» Fragmento seleccionado

::::::::

FERNANDO MENDOZA J / Exprés
La obscuridad de aquella noche se hizo más densa a medida de que los minutos se convertían en horas. Mi sueño pesado era y es cosa muy seria. Entonces había dos perras que mi hija Alicia había exportado de sus tierras tapatías, y ya convertidas en norteñas ladraban poco por las noches y casi practicaban la mudez en madrugadas densas.
A la hora en la que dicen que se aparecen las brujas, el silencio aburrido cayó en sopor. Mi sueño aletargado era premisa de un ronquido. Las perras hacían la pepa sin bostezar. Todo quedó en segundo plano mientras en la calle de enfrente se oyó un vehículo en pleno arrancón. Luego dos gritos inexplicables, seguidos de un enfrenón. Ya despierto, pero en soberana modorra, oí dos estruendos de bala. Seguro que fueron dos. No oí nada más, hasta que unos segundos después, el vehículo volvió a arrancar perdiéndose auditivamente en la calle de arriba que conduce al parque en las faldas de la loma junto al templo que está enfrente del gimnasio de box que el municipio abrió en los años 10.
Vencido el sueño, la tentación fue grande para ver por la ventana las consecuencias de los dos disparos. Al vecino de enfrente le ocurría lo mismo. Ambos, entre las persianas vimos la escena. A la luz mortecina del alumbrado público de una colonia periférica de una ciudad media de una país tercermundista, vecino y servidor observamos un cuerpo sangrante a media calle, atravesado por dos disparos y con el alma en viaje a la eternidad.
Ese cadáver me persiguió toda la noche. Mientras en la mañana, vecino y servidor limpiábamos las vísceras selladas en el asalto, el cadáver seguía en mi mente. Y siguió por días y semanas enteras.

::::::::

» Material extraído
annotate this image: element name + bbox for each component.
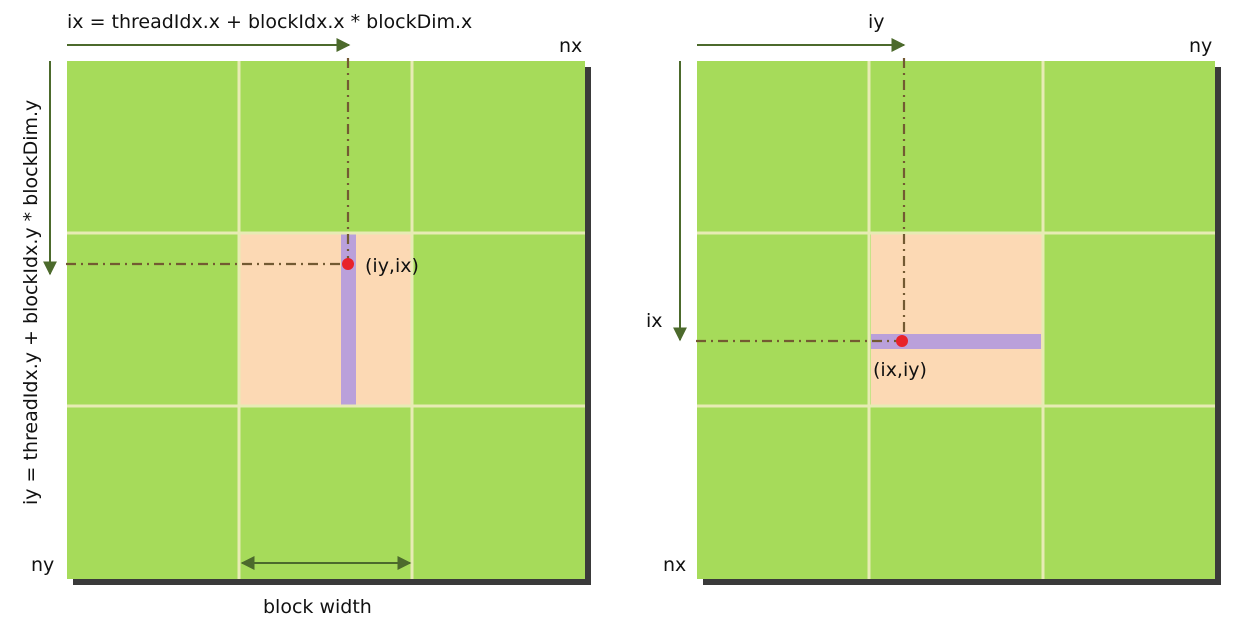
right-grid-lines <box>697 61 1215 579</box>
left-corner-ny-label: ny <box>31 554 54 576</box>
left-corner-nx-label: nx <box>559 35 582 57</box>
right-panel: iy ix ny nx (ix,iy) <box>646 11 1221 585</box>
left-top-formula: ix = threadIdx.x + blockIdx.x * blockDim… <box>67 11 472 33</box>
left-side-formula: iy = threadIdx.y + blockIdx.y * blockDim… <box>20 100 42 505</box>
left-thread-column-strip <box>341 234 356 406</box>
right-top-label: iy <box>868 11 885 33</box>
right-side-label: ix <box>646 310 663 332</box>
right-highlighted-block <box>871 234 1043 406</box>
left-highlighted-block <box>240 234 412 406</box>
right-corner-ny-label: ny <box>1189 35 1212 57</box>
right-thread-row-strip <box>871 334 1041 349</box>
left-point-label: (iy,ix) <box>365 255 419 277</box>
left-thread-point <box>342 258 354 270</box>
left-grid-lines <box>67 61 585 579</box>
right-point-label: (ix,iy) <box>873 359 927 381</box>
left-panel: ix = threadIdx.x + blockIdx.x * blockDim… <box>20 11 591 618</box>
left-guide-lines <box>66 58 350 266</box>
right-guide-lines <box>696 58 906 343</box>
right-thread-point <box>896 335 908 347</box>
block-width-label: block width <box>263 596 372 618</box>
right-corner-nx-label: nx <box>663 554 686 576</box>
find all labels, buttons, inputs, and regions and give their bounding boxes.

::::::::

» Ejercicio breve A
Enumera, en el orden en que aparecen en el fragmento seleccionado, los sonidos que se oyen en la calle durante la noche.
» Ejercicio breve B
Por favor, responde según el fragmento seleccionado:
(i) ¿De dónde había traído Alicia las dos perras?
(ii) ¿Cuántos disparos atravesaban el cuerpo tendido a media calle?
(iii) ¿Qué abrió el municipio en los años 10?
» Ejercicio breve C
Reproduce tal cual el fragmento seleccionado desde "Ese cadáver me" hasta "y semanas enteras.".

» Respuesta A
1. Un vehículo en pleno arrancón
2. Dos gritos inexplicables
3. Un enfrenón
4. Dos estruendos de bala
5. El vehículo que vuelve a arrancar

» Respuesta B
(i) De sus tierras tapatías.
(ii) Dos.
(iii) El gimnasio de box.

» Respuesta C
Ese cadáver me persiguió toda la noche. Mientras en la mañana, vecino y servidor limpiábamos las vísceras selladas en el asalto, el cadáver seguía en mi mente. Y siguió por días y semanas enteras.